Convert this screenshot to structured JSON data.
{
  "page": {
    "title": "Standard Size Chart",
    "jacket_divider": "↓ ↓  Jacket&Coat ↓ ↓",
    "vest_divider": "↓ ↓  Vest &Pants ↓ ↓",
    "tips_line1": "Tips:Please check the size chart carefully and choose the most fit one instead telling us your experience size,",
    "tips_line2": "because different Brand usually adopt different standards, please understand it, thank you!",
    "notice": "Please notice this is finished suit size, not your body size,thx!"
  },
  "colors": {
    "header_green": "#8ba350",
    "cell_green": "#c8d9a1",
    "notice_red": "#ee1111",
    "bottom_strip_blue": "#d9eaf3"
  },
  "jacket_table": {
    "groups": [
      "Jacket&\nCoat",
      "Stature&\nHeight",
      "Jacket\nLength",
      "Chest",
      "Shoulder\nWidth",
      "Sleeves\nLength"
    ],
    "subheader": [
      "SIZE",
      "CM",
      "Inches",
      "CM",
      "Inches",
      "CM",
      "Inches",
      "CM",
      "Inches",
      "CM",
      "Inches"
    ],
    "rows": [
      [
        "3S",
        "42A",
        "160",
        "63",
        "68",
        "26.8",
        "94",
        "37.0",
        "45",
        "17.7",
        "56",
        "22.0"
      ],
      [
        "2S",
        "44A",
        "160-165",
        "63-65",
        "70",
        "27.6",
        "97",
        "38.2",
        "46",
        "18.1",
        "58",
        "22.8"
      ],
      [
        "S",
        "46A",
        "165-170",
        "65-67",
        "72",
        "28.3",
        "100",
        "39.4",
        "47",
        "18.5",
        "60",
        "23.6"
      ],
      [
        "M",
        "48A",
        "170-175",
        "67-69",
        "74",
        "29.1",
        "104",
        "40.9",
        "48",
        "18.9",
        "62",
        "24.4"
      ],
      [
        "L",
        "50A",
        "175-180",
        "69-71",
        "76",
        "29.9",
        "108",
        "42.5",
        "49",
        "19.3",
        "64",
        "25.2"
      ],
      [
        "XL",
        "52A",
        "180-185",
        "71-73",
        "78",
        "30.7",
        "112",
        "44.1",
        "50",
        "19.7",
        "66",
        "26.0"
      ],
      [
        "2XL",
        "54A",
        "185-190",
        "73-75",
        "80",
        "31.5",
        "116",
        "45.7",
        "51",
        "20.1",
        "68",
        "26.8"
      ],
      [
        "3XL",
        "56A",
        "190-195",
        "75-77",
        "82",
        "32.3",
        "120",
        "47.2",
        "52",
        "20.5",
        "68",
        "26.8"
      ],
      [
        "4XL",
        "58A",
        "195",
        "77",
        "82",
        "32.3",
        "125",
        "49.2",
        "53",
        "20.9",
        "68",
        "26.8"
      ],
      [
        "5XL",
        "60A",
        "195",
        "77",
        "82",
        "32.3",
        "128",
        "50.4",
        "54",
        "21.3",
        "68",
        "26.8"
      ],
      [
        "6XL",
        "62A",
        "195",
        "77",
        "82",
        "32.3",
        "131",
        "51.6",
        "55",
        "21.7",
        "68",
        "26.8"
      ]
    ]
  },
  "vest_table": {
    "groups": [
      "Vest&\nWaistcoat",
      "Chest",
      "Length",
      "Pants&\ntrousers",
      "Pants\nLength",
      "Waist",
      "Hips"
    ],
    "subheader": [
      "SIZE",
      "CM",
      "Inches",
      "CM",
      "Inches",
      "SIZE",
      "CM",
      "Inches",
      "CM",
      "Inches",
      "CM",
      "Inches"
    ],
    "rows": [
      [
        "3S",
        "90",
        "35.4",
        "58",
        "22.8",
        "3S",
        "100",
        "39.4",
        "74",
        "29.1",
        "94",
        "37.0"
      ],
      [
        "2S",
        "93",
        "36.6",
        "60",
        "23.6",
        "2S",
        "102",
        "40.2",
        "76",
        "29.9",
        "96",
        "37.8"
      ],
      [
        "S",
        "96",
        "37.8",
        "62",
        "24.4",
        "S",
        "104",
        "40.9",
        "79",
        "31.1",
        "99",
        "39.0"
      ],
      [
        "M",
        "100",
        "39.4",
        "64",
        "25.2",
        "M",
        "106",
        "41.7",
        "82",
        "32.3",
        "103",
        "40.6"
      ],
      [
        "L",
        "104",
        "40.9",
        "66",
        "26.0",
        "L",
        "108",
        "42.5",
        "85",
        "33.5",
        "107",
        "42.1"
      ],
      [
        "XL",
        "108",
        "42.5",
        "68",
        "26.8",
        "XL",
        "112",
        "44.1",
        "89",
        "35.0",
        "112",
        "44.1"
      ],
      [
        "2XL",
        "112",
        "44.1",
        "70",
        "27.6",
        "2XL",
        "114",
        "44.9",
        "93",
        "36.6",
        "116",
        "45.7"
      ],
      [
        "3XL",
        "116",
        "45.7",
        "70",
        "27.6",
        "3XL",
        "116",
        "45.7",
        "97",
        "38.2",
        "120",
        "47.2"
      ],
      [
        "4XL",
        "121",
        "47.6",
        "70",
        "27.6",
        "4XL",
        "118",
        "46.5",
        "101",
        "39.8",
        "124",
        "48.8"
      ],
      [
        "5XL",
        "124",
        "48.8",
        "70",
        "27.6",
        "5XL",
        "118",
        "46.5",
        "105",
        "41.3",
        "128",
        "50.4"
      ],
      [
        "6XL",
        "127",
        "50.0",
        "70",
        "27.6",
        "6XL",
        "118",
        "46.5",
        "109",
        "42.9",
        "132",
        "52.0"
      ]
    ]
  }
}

◆ ◆ ◆ ◆ ◆

• [STATED GOAL]:
Write each line above out exactly.

• [RESPONSE TO THE TASK]:
Convert this screenshot to structured JSON data.
{
  "page": {
    "title": "Standard Size Chart",
    "jacket_divider": "↓ ↓  Jacket&Coat ↓ ↓",
    "vest_divider": "↓ ↓  Vest &Pants ↓ ↓",
    "tips_line1": "Tips:Please check the size chart carefully and choose the most fit one instead telling us your experience size,",
    "tips_line2": "because different Brand usually adopt different standards, please understand it, thank you!",
    "notice": "Please notice this is finished suit size, not your body size,thx!"
  },
  "colors": {
    "header_green": "#8ba350",
    "cell_green": "#c8d9a1",
    "notice_red": "#ee1111",
    "bottom_strip_blue": "#d9eaf3"
  },
  "jacket_table": {
    "groups": [
      "Jacket&\nCoat",
      "Stature&\nHeight",
      "Jacket\nLength",
      "Chest",
      "Shoulder\nWidth",
      "Sleeves\nLength"
    ],
    "subheader": [
      "SIZE",
      "CM",
      "Inches",
      "CM",
      "Inches",
      "CM",
      "Inches",
      "CM",
      "Inches",
      "CM",
      "Inches"
    ],
    "rows": [
      [
        "3S",
        "42A",
        "160",
        "63",
        "68",
        "26.8",
        "94",
        "37.0",
        "45",
        "17.7",
        "56",
        "22.0"
      ],
      [
        "2S",
        "44A",
        "160-165",
        "63-65",
        "70",
        "27.6",
        "97",
        "38.2",
        "46",
        "18.1",
        "58",
        "22.8"
      ],
      [
        "S",
        "46A",
        "165-170",
        "65-67",
        "72",
        "28.3",
        "100",
        "39.4",
        "47",
        "18.5",
        "60",
        "23.6"
      ],
      [
        "M",
        "48A",
        "170-175",
        "67-69",
        "74",
        "29.1",
        "104",
        "40.9",
        "48",
        "18.9",
        "62",
        "24.4"
      ],
      [
        "L",
        "50A",
        "175-180",
        "69-71",
        "76",
        "29.9",
        "108",
        "42.5",
        "49",
        "19.3",
        "64",
        "25.2"
      ],
      [
        "XL",
        "52A",
        "180-185",
        "71-73",
        "78",
        "30.7",
        "112",
        "44.1",
        "50",
        "19.7",
        "66",
        "26.0"
      ],
      [
        "2XL",
        "54A",
        "185-190",
        "73-75",
        "80",
        "31.5",
        "116",
        "45.7",
        "51",
        "20.1",
        "68",
        "26.8"
      ],
      [
        "3XL",
        "56A",
        "190-195",
        "75-77",
        "82",
        "32.3",
        "120",
        "47.2",
        "52",
        "20.5",
        "68",
        "26.8"
      ],
      [
        "4XL",
        "58A",
        "195",
        "77",
        "82",
        "32.3",
        "125",
        "49.2",
        "53",
        "20.9",
        "68",
        "26.8"
      ],
      [
        "5XL",
        "60A",
        "195",
        "77",
        "82",
        "32.3",
        "128",
        "50.4",
        "54",
        "21.3",
        "68",
        "26.8"
      ],
      [
        "6XL",
        "62A",
        "195",
        "77",
        "82",
        "32.3",
        "131",
        "51.6",
        "55",
        "21.7",
        "68",
        "26.8"
      ]
    ]
  },
  "vest_table": {
    "groups": [
      "Vest&\nWaistcoat",
      "Chest",
      "Length",
      "Pants&\ntrousers",
      "Pants\nLength",
      "Waist",
      "Hips"
    ],
    "subheader": [
      "SIZE",
      "CM",
      "Inches",
      "CM",
      "Inches",
      "SIZE",
      "CM",
      "Inches",
      "CM",
      "Inches",
      "CM",
      "Inches"
    ],
    "rows": [
      [
        "3S",
        "90",
        "35.4",
        "58",
        "22.8",
        "3S",
        "100",
        "39.4",
        "74",
        "29.1",
        "94",
        "37.0"
      ],
      [
        "2S",
        "93",
        "36.6",
        "60",
        "23.6",
        "2S",
        "102",
        "40.2",
        "76",
        "29.9",
        "96",
        "37.8"
      ],
      [
        "S",
        "96",
        "37.8",
        "62",
        "24.4",
        "S",
        "104",
        "40.9",
        "79",
        "31.1",
        "99",
        "39.0"
      ],
      [
        "M",
        "100",
        "39.4",
        "64",
        "25.2",
        "M",
        "106",
        "41.7",
        "82",
        "32.3",
        "103",
        "40.6"
      ],
      [
        "L",
        "104",
        "40.9",
        "66",
        "26.0",
        "L",
        "108",
        "42.5",
        "85",
        "33.5",
        "107",
        "42.1"
      ],
      [
        "XL",
        "108",
        "42.5",
        "68",
        "26.8",
        "XL",
        "112",
        "44.1",
        "89",
        "35.0",
        "112",
        "44.1"
      ],
      [
        "2XL",
        "112",
        "44.1",
        "70",
        "27.6",
        "2XL",
        "114",
        "44.9",
        "93",
        "36.6",
        "116",
        "45.7"
      ],
      [
        "3XL",
        "116",
        "45.7",
        "70",
        "27.6",
        "3XL",
        "116",
        "45.7",
        "97",
        "38.2",
        "120",
        "47.2"
      ],
      [
        "4XL",
        "121",
        "47.6",
        "70",
        "27.6",
        "4XL",
        "118",
        "46.5",
        "101",
        "39.8",
        "124",
        "48.8"
      ],
      [
        "5XL",
        "124",
        "48.8",
        "70",
        "27.6",
        "5XL",
        "118",
        "46.5",
        "105",
        "41.3",
        "128",
        "50.4"
      ],
      [
        "6XL",
        "127",
        "50.0",
        "70",
        "27.6",
        "6XL",
        "118",
        "46.5",
        "109",
        "42.9",
        "132",
        "52.0"
      ]
    ]
  }
}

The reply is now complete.